STORED ROWS start
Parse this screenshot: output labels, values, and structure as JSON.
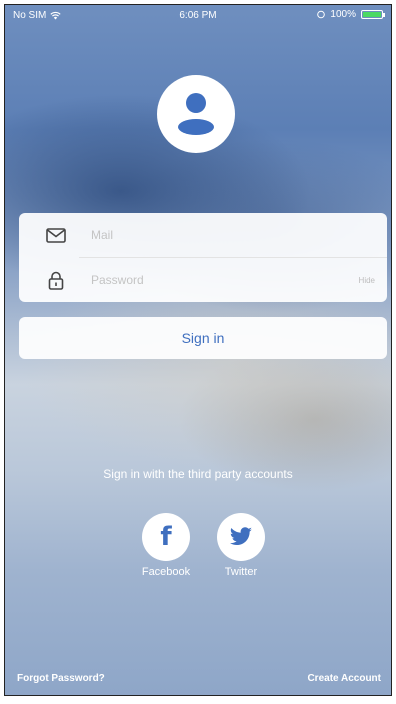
{
  "status_bar": {
    "carrier": "No SIM",
    "time": "6:06 PM",
    "battery_percent": "100%",
    "battery_level": 1.0,
    "battery_color": "#4cd964"
  },
  "login": {
    "mail_placeholder": "Mail",
    "password_placeholder": "Password",
    "show_password_label": "Hide",
    "sign_in_label": "Sign in"
  },
  "third_party": {
    "heading": "Sign in with the third party accounts",
    "accounts": [
      {
        "label": "Facebook",
        "icon": "facebook-icon"
      },
      {
        "label": "Twitter",
        "icon": "twitter-icon"
      }
    ]
  },
  "footer": {
    "forgot_password": "Forgot Password?",
    "create_account": "Create Account"
  },
  "colors": {
    "accent": "#3f6fbf"
  }
}
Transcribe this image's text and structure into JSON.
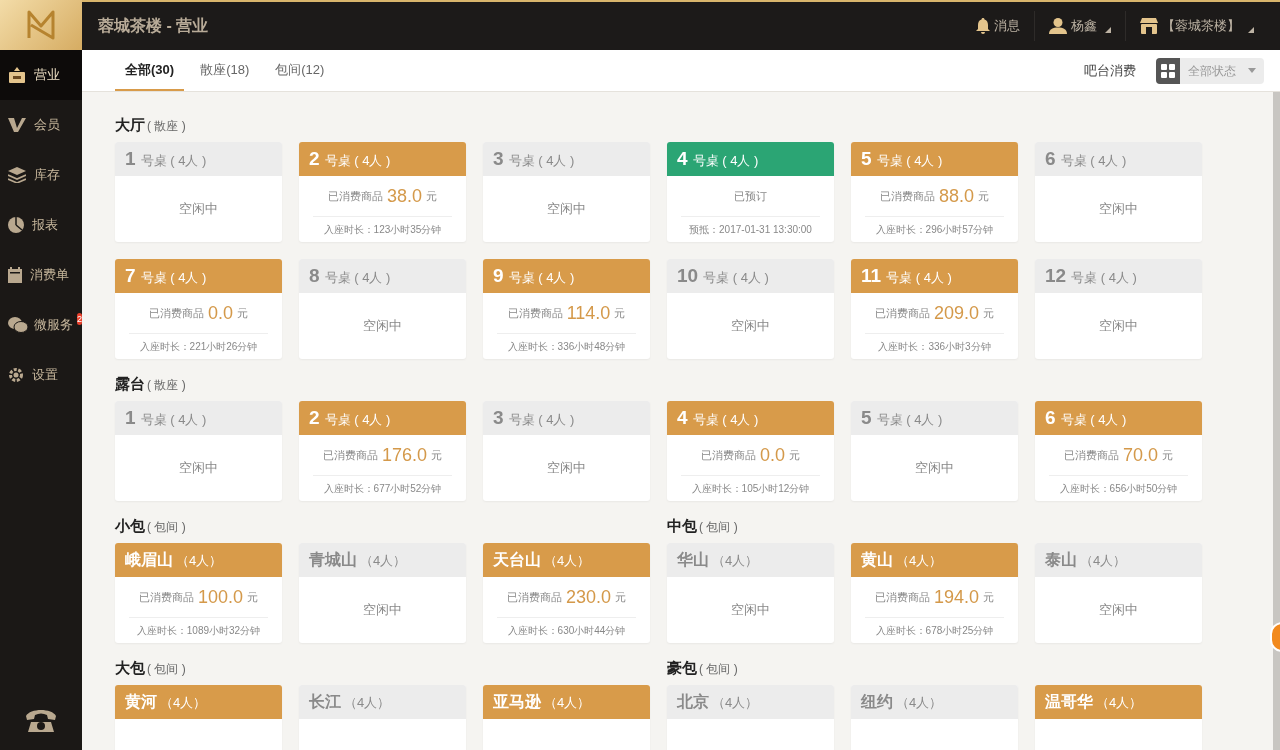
{
  "app": {
    "title": "蓉城茶楼 - 营业"
  },
  "header_menu": [
    {
      "kind": "bell",
      "label": "消息",
      "dropdown": false
    },
    {
      "kind": "user",
      "label": "杨鑫",
      "dropdown": true
    },
    {
      "kind": "store",
      "label": "【蓉城茶楼】",
      "dropdown": true
    }
  ],
  "sidebar": {
    "items": [
      {
        "label": "营业",
        "selected": true
      },
      {
        "label": "会员",
        "selected": false
      },
      {
        "label": "库存",
        "selected": false
      },
      {
        "label": "报表",
        "selected": false
      },
      {
        "label": "消费单",
        "selected": false
      },
      {
        "label": "微服务",
        "selected": false,
        "badge": "2"
      },
      {
        "label": "设置",
        "selected": false
      }
    ]
  },
  "tabs": [
    {
      "label": "全部(30)",
      "selected": true
    },
    {
      "label": "散座(18)",
      "selected": false
    },
    {
      "label": "包间(12)",
      "selected": false
    }
  ],
  "toolbar": {
    "bar_link": "吧台消费",
    "status_select": "全部状态"
  },
  "rows": [
    {
      "sections": [
        {
          "name": "大厅",
          "type": "( 散座 )",
          "tables": [
            {
              "kind": "numbered",
              "number": "1",
              "label": "号桌",
              "capacity": "( 4人 )",
              "occupied": false,
              "reserved": false,
              "text": "空闲中"
            },
            {
              "kind": "numbered",
              "number": "2",
              "label": "号桌",
              "capacity": "( 4人 )",
              "occupied": true,
              "reserved": false,
              "text": "已消费商品",
              "amount": "38.0",
              "unit": "元",
              "duration": "入座时长：123小时35分钟"
            },
            {
              "kind": "numbered",
              "number": "3",
              "label": "号桌",
              "capacity": "( 4人 )",
              "occupied": false,
              "reserved": false,
              "text": "空闲中"
            },
            {
              "kind": "numbered",
              "number": "4",
              "label": "号桌",
              "capacity": "( 4人 )",
              "occupied": false,
              "reserved": true,
              "text": "已预订",
              "duration": "预抵：2017-01-31 13:30:00"
            },
            {
              "kind": "numbered",
              "number": "5",
              "label": "号桌",
              "capacity": "( 4人 )",
              "occupied": true,
              "reserved": false,
              "text": "已消费商品",
              "amount": "88.0",
              "unit": "元",
              "duration": "入座时长：296小时57分钟"
            },
            {
              "kind": "numbered",
              "number": "6",
              "label": "号桌",
              "capacity": "( 4人 )",
              "occupied": false,
              "reserved": false,
              "text": "空闲中"
            },
            {
              "kind": "numbered",
              "number": "7",
              "label": "号桌",
              "capacity": "( 4人 )",
              "occupied": true,
              "reserved": false,
              "text": "已消费商品",
              "amount": "0.0",
              "unit": "元",
              "duration": "入座时长：221小时26分钟"
            },
            {
              "kind": "numbered",
              "number": "8",
              "label": "号桌",
              "capacity": "( 4人 )",
              "occupied": false,
              "reserved": false,
              "text": "空闲中"
            },
            {
              "kind": "numbered",
              "number": "9",
              "label": "号桌",
              "capacity": "( 4人 )",
              "occupied": true,
              "reserved": false,
              "text": "已消费商品",
              "amount": "114.0",
              "unit": "元",
              "duration": "入座时长：336小时48分钟"
            },
            {
              "kind": "numbered",
              "number": "10",
              "label": "号桌",
              "capacity": "( 4人 )",
              "occupied": false,
              "reserved": false,
              "text": "空闲中"
            },
            {
              "kind": "numbered",
              "number": "11",
              "label": "号桌",
              "capacity": "( 4人 )",
              "occupied": true,
              "reserved": false,
              "text": "已消费商品",
              "amount": "209.0",
              "unit": "元",
              "duration": "入座时长：336小时3分钟"
            },
            {
              "kind": "numbered",
              "number": "12",
              "label": "号桌",
              "capacity": "( 4人 )",
              "occupied": false,
              "reserved": false,
              "text": "空闲中"
            }
          ]
        }
      ]
    },
    {
      "sections": [
        {
          "name": "露台",
          "type": "( 散座 )",
          "tables": [
            {
              "kind": "numbered",
              "number": "1",
              "label": "号桌",
              "capacity": "( 4人 )",
              "occupied": false,
              "reserved": false,
              "text": "空闲中"
            },
            {
              "kind": "numbered",
              "number": "2",
              "label": "号桌",
              "capacity": "( 4人 )",
              "occupied": true,
              "reserved": false,
              "text": "已消费商品",
              "amount": "176.0",
              "unit": "元",
              "duration": "入座时长：677小时52分钟"
            },
            {
              "kind": "numbered",
              "number": "3",
              "label": "号桌",
              "capacity": "( 4人 )",
              "occupied": false,
              "reserved": false,
              "text": "空闲中"
            },
            {
              "kind": "numbered",
              "number": "4",
              "label": "号桌",
              "capacity": "( 4人 )",
              "occupied": true,
              "reserved": false,
              "text": "已消费商品",
              "amount": "0.0",
              "unit": "元",
              "duration": "入座时长：105小时12分钟"
            },
            {
              "kind": "numbered",
              "number": "5",
              "label": "号桌",
              "capacity": "( 4人 )",
              "occupied": false,
              "reserved": false,
              "text": "空闲中"
            },
            {
              "kind": "numbered",
              "number": "6",
              "label": "号桌",
              "capacity": "( 4人 )",
              "occupied": true,
              "reserved": false,
              "text": "已消费商品",
              "amount": "70.0",
              "unit": "元",
              "duration": "入座时长：656小时50分钟"
            }
          ]
        }
      ]
    },
    {
      "sections": [
        {
          "name": "小包",
          "type": "( 包间 )",
          "tables": [
            {
              "kind": "room",
              "label": "峨眉山",
              "capacity": "（4人）",
              "occupied": true,
              "reserved": false,
              "text": "已消费商品",
              "amount": "100.0",
              "unit": "元",
              "duration": "入座时长：1089小时32分钟"
            },
            {
              "kind": "room",
              "label": "青城山",
              "capacity": "（4人）",
              "occupied": false,
              "reserved": false,
              "text": "空闲中"
            },
            {
              "kind": "room",
              "label": "天台山",
              "capacity": "（4人）",
              "occupied": true,
              "reserved": false,
              "text": "已消费商品",
              "amount": "230.0",
              "unit": "元",
              "duration": "入座时长：630小时44分钟"
            }
          ]
        },
        {
          "name": "中包",
          "type": "( 包间 )",
          "tables": [
            {
              "kind": "room",
              "label": "华山",
              "capacity": "（4人）",
              "occupied": false,
              "reserved": false,
              "text": "空闲中"
            },
            {
              "kind": "room",
              "label": "黄山",
              "capacity": "（4人）",
              "occupied": true,
              "reserved": false,
              "text": "已消费商品",
              "amount": "194.0",
              "unit": "元",
              "duration": "入座时长：678小时25分钟"
            },
            {
              "kind": "room",
              "label": "泰山",
              "capacity": "（4人）",
              "occupied": false,
              "reserved": false,
              "text": "空闲中"
            }
          ]
        }
      ]
    },
    {
      "sections": [
        {
          "name": "大包",
          "type": "( 包间 )",
          "tables": [
            {
              "kind": "room",
              "label": "黄河",
              "capacity": "（4人）",
              "occupied": true,
              "reserved": false
            },
            {
              "kind": "room",
              "label": "长江",
              "capacity": "（4人）",
              "occupied": false,
              "reserved": false
            },
            {
              "kind": "room",
              "label": "亚马逊",
              "capacity": "（4人）",
              "occupied": true,
              "reserved": false
            }
          ]
        },
        {
          "name": "豪包",
          "type": "( 包间 )",
          "tables": [
            {
              "kind": "room",
              "label": "北京",
              "capacity": "（4人）",
              "occupied": false,
              "reserved": false
            },
            {
              "kind": "room",
              "label": "纽约",
              "capacity": "（4人）",
              "occupied": false,
              "reserved": false
            },
            {
              "kind": "room",
              "label": "温哥华",
              "capacity": "（4人）",
              "occupied": true,
              "reserved": false
            }
          ]
        }
      ]
    }
  ]
}
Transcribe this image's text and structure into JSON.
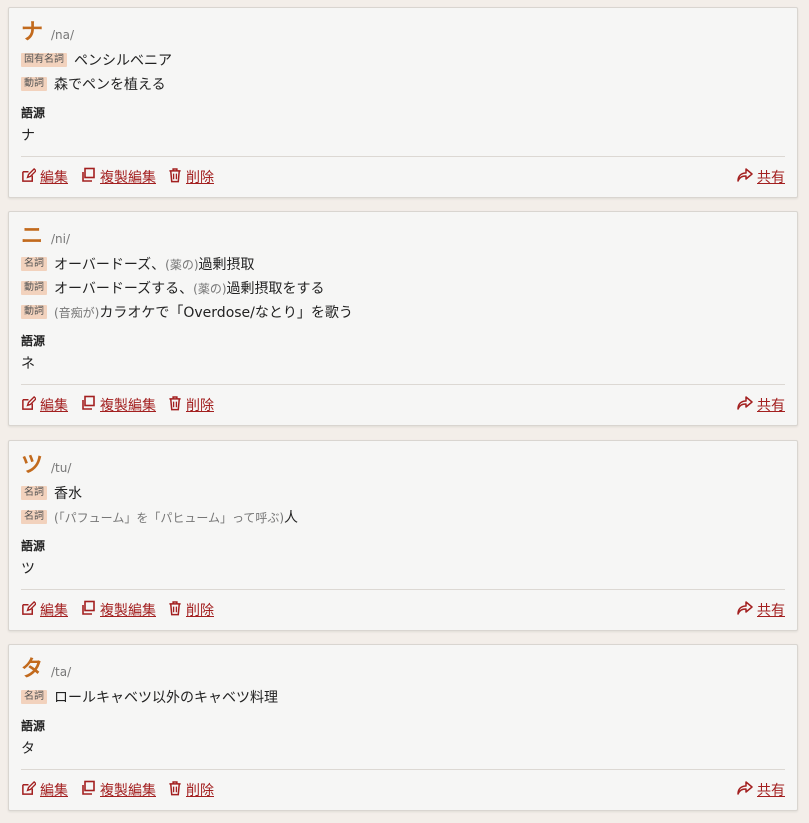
STORED ROWS end
PROBLEM TO WORK ON:
Check all the records above and select each line where the string "icon" is found.

EXERCISE RESPONSE:
        "icon": "facebook-icon"
        "icon": "twitter-icon"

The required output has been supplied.